Records from a collection of figures:
------------

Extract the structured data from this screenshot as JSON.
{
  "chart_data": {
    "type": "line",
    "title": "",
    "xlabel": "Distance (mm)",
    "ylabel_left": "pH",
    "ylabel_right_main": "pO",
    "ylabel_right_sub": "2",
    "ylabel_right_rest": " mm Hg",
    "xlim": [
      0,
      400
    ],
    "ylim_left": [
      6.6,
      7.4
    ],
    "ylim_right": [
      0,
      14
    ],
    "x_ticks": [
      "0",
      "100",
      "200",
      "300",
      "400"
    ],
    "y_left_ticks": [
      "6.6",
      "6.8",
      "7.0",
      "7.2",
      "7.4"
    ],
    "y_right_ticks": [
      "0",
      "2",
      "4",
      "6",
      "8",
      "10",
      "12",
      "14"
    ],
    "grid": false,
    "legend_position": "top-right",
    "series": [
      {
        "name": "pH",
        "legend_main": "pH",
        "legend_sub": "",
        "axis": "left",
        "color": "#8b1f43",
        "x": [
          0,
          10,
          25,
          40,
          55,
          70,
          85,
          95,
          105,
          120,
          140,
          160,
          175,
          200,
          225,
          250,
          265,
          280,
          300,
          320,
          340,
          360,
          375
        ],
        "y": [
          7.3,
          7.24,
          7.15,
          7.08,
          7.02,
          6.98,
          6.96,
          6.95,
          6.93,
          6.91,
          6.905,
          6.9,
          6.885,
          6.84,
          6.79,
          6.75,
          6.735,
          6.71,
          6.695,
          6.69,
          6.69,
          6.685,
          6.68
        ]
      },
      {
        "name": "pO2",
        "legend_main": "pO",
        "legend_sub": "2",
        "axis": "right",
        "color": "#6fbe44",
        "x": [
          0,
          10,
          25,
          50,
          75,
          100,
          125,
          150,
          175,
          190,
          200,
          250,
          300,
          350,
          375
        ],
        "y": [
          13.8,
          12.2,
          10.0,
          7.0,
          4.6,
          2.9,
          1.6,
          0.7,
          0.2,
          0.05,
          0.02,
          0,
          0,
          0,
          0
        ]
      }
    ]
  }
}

------------

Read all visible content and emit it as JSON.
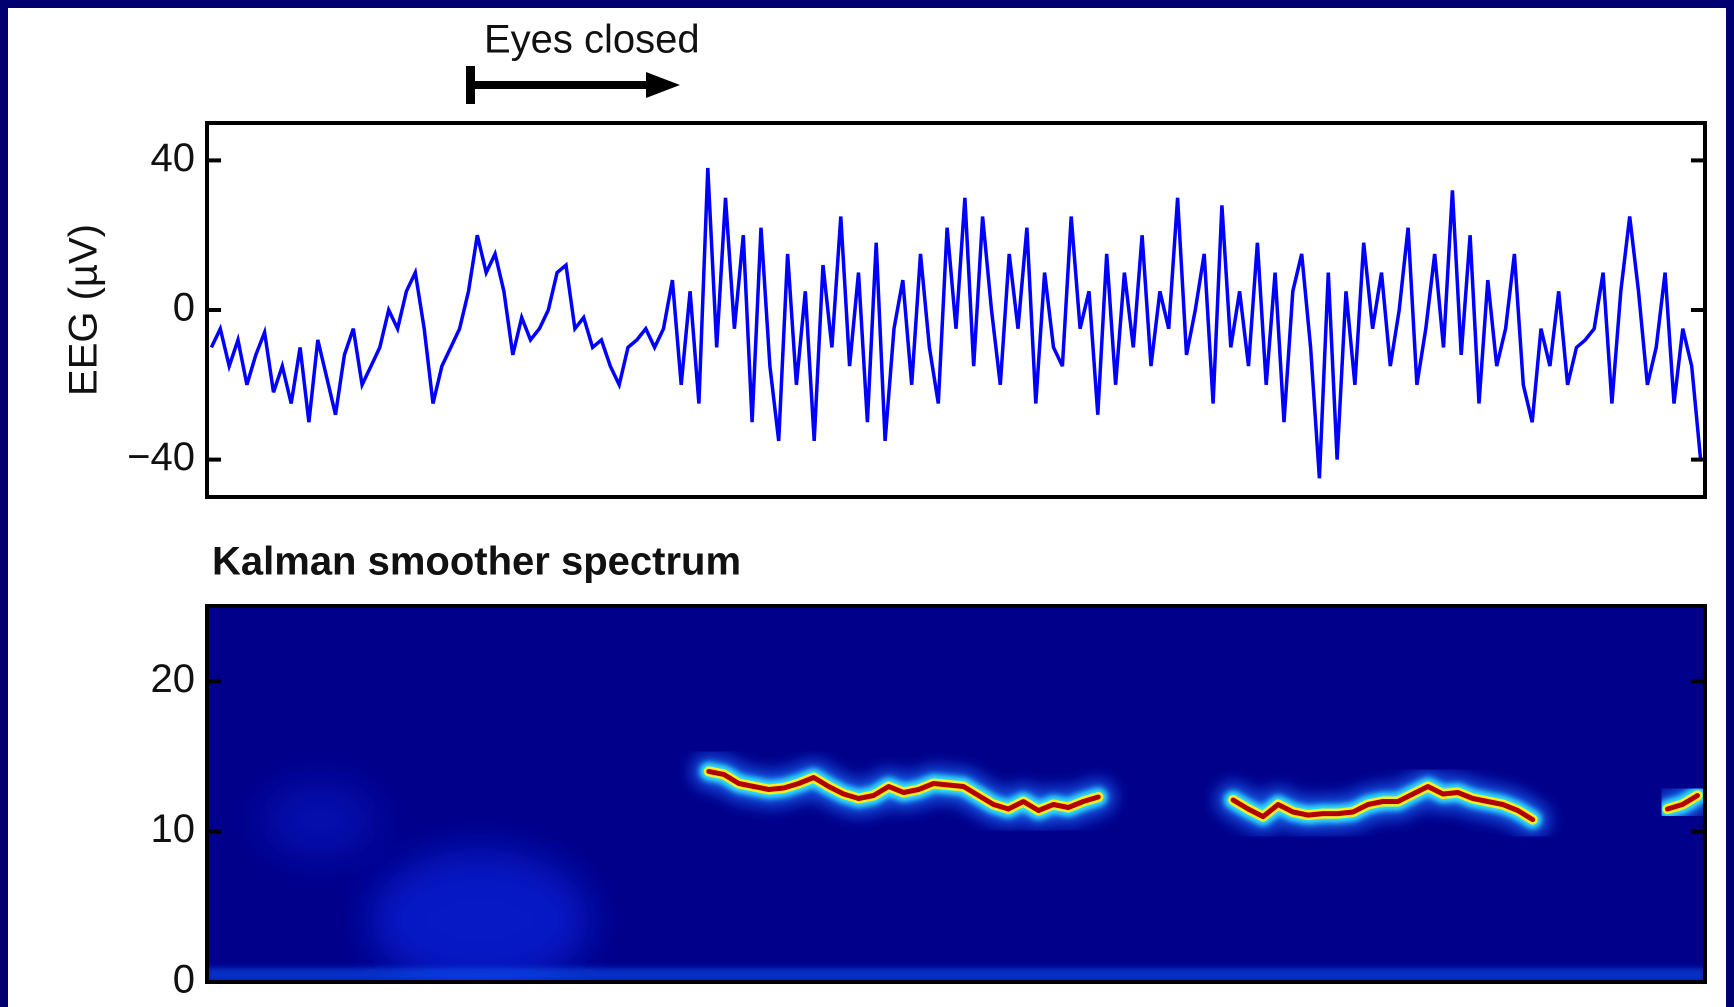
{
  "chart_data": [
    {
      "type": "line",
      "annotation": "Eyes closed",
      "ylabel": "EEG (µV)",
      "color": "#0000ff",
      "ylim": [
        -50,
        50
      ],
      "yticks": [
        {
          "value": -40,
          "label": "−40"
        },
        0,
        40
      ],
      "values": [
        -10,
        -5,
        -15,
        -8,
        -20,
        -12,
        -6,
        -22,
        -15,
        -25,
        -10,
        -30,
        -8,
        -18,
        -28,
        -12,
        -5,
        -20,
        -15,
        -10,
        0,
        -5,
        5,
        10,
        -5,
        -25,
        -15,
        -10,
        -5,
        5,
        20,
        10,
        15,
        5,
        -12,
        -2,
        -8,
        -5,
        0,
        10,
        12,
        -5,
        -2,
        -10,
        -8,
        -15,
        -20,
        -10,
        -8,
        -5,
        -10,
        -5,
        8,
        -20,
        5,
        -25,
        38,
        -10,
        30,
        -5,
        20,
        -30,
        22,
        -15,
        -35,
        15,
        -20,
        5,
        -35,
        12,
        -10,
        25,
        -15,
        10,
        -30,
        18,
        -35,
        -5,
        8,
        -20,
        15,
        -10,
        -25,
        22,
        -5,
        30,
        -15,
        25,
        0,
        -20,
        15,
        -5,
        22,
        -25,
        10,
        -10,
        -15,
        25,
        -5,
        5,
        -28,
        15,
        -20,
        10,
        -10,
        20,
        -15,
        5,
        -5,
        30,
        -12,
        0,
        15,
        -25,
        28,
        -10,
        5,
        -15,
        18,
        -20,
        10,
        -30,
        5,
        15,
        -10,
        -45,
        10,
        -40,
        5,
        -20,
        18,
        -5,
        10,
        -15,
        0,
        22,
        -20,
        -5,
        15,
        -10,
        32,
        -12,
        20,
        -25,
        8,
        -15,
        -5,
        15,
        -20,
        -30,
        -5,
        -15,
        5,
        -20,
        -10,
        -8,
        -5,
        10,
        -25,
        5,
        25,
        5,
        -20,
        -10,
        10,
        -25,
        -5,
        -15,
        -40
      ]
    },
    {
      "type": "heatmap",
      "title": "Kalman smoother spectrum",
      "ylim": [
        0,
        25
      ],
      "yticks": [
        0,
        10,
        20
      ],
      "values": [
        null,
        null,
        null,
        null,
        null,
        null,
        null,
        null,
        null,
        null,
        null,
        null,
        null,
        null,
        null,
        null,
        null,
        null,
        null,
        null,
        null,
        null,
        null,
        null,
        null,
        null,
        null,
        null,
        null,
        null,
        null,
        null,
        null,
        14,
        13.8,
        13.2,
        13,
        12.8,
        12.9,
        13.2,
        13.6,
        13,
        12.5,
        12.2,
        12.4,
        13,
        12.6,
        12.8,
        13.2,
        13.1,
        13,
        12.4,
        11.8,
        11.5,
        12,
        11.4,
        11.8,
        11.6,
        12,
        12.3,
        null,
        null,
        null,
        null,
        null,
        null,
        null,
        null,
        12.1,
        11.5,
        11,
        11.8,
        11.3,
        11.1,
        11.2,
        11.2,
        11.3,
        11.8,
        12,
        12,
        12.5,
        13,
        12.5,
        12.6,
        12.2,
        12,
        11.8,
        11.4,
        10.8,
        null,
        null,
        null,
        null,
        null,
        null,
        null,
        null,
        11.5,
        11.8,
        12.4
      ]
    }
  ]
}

------------

## Task instructions
Going through the data above, count the lines where the string "title" appears, and answer with only that number.

## Answer to this exercise
2